_Aim of the task_:
Lines before the one containing "Extract the structured" are excluded; retype that line and all remaining lines of the material exactly.

_Input_:
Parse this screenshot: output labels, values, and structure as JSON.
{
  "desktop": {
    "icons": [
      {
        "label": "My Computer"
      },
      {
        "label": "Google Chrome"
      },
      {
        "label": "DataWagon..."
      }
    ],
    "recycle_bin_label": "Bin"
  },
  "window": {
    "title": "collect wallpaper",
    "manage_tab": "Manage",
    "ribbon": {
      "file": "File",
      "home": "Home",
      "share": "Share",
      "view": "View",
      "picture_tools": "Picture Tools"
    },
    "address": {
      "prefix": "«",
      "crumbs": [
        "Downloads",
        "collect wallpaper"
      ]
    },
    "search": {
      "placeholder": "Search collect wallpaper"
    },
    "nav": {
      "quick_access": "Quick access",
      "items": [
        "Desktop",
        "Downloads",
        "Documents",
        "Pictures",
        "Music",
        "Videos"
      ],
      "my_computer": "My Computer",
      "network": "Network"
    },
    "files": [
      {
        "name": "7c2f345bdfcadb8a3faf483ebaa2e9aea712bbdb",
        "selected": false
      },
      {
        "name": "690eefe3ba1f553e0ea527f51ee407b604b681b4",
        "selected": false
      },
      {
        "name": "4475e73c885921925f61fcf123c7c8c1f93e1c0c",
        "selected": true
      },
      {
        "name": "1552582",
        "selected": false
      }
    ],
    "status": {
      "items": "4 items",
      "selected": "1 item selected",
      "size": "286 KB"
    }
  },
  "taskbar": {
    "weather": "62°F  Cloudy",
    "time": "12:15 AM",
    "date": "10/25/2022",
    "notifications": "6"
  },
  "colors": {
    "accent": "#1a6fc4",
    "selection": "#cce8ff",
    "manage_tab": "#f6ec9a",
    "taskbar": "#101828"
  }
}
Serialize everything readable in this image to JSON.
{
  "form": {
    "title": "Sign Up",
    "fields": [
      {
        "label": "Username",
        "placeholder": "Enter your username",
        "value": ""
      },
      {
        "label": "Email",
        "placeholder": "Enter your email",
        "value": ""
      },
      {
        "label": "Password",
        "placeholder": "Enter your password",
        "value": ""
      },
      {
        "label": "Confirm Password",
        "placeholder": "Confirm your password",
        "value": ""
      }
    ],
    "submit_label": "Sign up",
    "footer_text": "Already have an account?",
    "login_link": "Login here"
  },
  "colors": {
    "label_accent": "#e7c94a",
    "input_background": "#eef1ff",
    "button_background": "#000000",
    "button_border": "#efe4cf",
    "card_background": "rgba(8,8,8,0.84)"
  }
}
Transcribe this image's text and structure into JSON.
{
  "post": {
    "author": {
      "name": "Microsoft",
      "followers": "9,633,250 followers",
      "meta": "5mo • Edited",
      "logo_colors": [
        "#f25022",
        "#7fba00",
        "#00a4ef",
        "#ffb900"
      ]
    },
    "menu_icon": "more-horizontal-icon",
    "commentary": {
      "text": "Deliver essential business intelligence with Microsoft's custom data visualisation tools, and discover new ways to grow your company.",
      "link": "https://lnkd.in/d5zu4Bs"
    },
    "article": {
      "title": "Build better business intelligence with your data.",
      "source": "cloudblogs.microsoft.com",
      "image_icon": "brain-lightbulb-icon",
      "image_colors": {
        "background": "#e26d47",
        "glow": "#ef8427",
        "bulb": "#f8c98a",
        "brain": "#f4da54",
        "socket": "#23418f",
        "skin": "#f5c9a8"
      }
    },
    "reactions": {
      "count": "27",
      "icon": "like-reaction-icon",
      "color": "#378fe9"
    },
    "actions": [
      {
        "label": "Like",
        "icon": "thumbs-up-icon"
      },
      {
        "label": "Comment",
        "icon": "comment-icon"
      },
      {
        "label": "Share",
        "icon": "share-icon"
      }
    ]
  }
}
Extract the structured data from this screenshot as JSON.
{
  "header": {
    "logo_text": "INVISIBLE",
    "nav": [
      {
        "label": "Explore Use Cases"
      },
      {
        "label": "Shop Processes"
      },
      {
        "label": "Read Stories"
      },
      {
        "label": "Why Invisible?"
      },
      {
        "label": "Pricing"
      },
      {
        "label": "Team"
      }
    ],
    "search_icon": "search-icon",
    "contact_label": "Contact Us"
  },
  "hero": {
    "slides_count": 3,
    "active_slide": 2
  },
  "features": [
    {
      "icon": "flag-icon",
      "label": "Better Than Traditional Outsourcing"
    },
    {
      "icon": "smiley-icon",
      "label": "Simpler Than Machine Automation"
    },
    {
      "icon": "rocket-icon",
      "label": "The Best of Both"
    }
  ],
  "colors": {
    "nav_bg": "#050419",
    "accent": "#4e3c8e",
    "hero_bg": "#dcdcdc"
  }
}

_Written response_:
Extract the structured data from this screenshot as JSON.
{
  "header": {
    "logo_text": "INVISIBLE",
    "nav": [
      {
        "label": "Explore Use Cases"
      },
      {
        "label": "Shop Processes"
      },
      {
        "label": "Read Stories"
      },
      {
        "label": "Why Invisible?"
      },
      {
        "label": "Pricing"
      },
      {
        "label": "Team"
      }
    ],
    "search_icon": "search-icon",
    "contact_label": "Contact Us"
  },
  "hero": {
    "slides_count": 3,
    "active_slide": 2
  },
  "features": [
    {
      "icon": "flag-icon",
      "label": "Better Than Traditional Outsourcing"
    },
    {
      "icon": "smiley-icon",
      "label": "Simpler Than Machine Automation"
    },
    {
      "icon": "rocket-icon",
      "label": "The Best of Both"
    }
  ],
  "colors": {
    "nav_bg": "#050419",
    "accent": "#4e3c8e",
    "hero_bg": "#dcdcdc"
  }
}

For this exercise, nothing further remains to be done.